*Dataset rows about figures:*
>> start
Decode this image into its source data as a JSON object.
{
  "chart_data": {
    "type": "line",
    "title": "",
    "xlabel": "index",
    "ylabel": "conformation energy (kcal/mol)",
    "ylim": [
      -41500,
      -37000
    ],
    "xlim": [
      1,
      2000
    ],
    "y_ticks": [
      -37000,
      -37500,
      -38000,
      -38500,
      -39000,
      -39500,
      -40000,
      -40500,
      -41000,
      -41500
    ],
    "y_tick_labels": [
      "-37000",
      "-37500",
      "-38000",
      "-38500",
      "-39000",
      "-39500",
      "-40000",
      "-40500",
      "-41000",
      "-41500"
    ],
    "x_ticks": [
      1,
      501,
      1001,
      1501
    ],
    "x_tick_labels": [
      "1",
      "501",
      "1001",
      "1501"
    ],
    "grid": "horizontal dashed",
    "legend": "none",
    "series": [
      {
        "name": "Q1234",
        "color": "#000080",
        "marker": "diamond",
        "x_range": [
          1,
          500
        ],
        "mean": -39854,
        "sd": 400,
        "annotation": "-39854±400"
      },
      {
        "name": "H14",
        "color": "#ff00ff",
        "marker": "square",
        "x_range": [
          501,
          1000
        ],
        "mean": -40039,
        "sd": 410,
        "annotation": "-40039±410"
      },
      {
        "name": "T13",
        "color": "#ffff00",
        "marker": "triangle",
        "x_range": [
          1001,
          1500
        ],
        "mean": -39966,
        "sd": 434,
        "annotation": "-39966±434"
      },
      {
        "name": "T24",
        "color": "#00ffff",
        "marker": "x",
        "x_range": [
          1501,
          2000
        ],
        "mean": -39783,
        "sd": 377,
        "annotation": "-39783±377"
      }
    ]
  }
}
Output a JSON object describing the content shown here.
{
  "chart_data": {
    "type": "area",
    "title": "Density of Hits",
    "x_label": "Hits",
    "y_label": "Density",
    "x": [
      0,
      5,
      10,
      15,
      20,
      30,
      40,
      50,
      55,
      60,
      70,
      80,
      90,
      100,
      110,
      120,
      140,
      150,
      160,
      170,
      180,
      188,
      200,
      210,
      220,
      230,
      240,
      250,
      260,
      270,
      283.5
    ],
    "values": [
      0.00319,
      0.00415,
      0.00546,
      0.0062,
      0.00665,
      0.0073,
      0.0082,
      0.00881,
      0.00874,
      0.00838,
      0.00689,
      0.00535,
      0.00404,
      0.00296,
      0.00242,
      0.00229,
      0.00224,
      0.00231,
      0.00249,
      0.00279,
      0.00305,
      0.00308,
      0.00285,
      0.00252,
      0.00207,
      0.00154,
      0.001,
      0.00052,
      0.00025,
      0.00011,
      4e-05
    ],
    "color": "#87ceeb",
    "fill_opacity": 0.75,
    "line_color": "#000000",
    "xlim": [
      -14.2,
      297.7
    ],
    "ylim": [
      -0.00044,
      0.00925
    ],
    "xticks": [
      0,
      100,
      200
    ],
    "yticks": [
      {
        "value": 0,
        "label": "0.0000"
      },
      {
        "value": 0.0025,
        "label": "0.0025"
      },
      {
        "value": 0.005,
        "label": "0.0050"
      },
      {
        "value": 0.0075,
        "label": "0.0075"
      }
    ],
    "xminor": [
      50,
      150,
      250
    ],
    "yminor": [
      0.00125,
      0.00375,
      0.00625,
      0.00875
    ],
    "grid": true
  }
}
>> end
*PROBLEM DESCRIPTION:* Write out the records shown above, exactly as they appear.

*SOLUTION:*
Decode this image into its source data as a JSON object.
{
  "chart_data": {
    "type": "line",
    "title": "",
    "xlabel": "index",
    "ylabel": "conformation energy (kcal/mol)",
    "ylim": [
      -41500,
      -37000
    ],
    "xlim": [
      1,
      2000
    ],
    "y_ticks": [
      -37000,
      -37500,
      -38000,
      -38500,
      -39000,
      -39500,
      -40000,
      -40500,
      -41000,
      -41500
    ],
    "y_tick_labels": [
      "-37000",
      "-37500",
      "-38000",
      "-38500",
      "-39000",
      "-39500",
      "-40000",
      "-40500",
      "-41000",
      "-41500"
    ],
    "x_ticks": [
      1,
      501,
      1001,
      1501
    ],
    "x_tick_labels": [
      "1",
      "501",
      "1001",
      "1501"
    ],
    "grid": "horizontal dashed",
    "legend": "none",
    "series": [
      {
        "name": "Q1234",
        "color": "#000080",
        "marker": "diamond",
        "x_range": [
          1,
          500
        ],
        "mean": -39854,
        "sd": 400,
        "annotation": "-39854±400"
      },
      {
        "name": "H14",
        "color": "#ff00ff",
        "marker": "square",
        "x_range": [
          501,
          1000
        ],
        "mean": -40039,
        "sd": 410,
        "annotation": "-40039±410"
      },
      {
        "name": "T13",
        "color": "#ffff00",
        "marker": "triangle",
        "x_range": [
          1001,
          1500
        ],
        "mean": -39966,
        "sd": 434,
        "annotation": "-39966±434"
      },
      {
        "name": "T24",
        "color": "#00ffff",
        "marker": "x",
        "x_range": [
          1501,
          2000
        ],
        "mean": -39783,
        "sd": 377,
        "annotation": "-39783±377"
      }
    ]
  }
}
Output a JSON object describing the content shown here.
{
  "chart_data": {
    "type": "area",
    "title": "Density of Hits",
    "x_label": "Hits",
    "y_label": "Density",
    "x": [
      0,
      5,
      10,
      15,
      20,
      30,
      40,
      50,
      55,
      60,
      70,
      80,
      90,
      100,
      110,
      120,
      140,
      150,
      160,
      170,
      180,
      188,
      200,
      210,
      220,
      230,
      240,
      250,
      260,
      270,
      283.5
    ],
    "values": [
      0.00319,
      0.00415,
      0.00546,
      0.0062,
      0.00665,
      0.0073,
      0.0082,
      0.00881,
      0.00874,
      0.00838,
      0.00689,
      0.00535,
      0.00404,
      0.00296,
      0.00242,
      0.00229,
      0.00224,
      0.00231,
      0.00249,
      0.00279,
      0.00305,
      0.00308,
      0.00285,
      0.00252,
      0.00207,
      0.00154,
      0.001,
      0.00052,
      0.00025,
      0.00011,
      4e-05
    ],
    "color": "#87ceeb",
    "fill_opacity": 0.75,
    "line_color": "#000000",
    "xlim": [
      -14.2,
      297.7
    ],
    "ylim": [
      -0.00044,
      0.00925
    ],
    "xticks": [
      0,
      100,
      200
    ],
    "yticks": [
      {
        "value": 0,
        "label": "0.0000"
      },
      {
        "value": 0.0025,
        "label": "0.0025"
      },
      {
        "value": 0.005,
        "label": "0.0050"
      },
      {
        "value": 0.0075,
        "label": "0.0075"
      }
    ],
    "xminor": [
      50,
      150,
      250
    ],
    "yminor": [
      0.00125,
      0.00375,
      0.00625,
      0.00875
    ],
    "grid": true
  }
}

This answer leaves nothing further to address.